═════ Dataset
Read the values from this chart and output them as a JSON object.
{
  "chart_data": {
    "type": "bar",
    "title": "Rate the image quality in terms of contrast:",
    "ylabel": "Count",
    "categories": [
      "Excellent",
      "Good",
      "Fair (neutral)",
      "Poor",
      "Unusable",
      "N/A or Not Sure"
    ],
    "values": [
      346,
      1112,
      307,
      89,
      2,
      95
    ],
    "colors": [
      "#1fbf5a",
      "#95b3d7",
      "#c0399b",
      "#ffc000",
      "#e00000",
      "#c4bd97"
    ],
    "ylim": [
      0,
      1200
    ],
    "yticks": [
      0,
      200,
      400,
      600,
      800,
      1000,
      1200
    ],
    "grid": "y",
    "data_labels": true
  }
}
══════════
Using the material above, print every entry exactly as written.

Read the values from this chart and output them as a JSON object.
{
  "chart_data": {
    "type": "bar",
    "title": "Rate the image quality in terms of contrast:",
    "ylabel": "Count",
    "categories": [
      "Excellent",
      "Good",
      "Fair (neutral)",
      "Poor",
      "Unusable",
      "N/A or Not Sure"
    ],
    "values": [
      346,
      1112,
      307,
      89,
      2,
      95
    ],
    "colors": [
      "#1fbf5a",
      "#95b3d7",
      "#c0399b",
      "#ffc000",
      "#e00000",
      "#c4bd97"
    ],
    "ylim": [
      0,
      1200
    ],
    "yticks": [
      0,
      200,
      400,
      600,
      800,
      1000,
      1200
    ],
    "grid": "y",
    "data_labels": true
  }
}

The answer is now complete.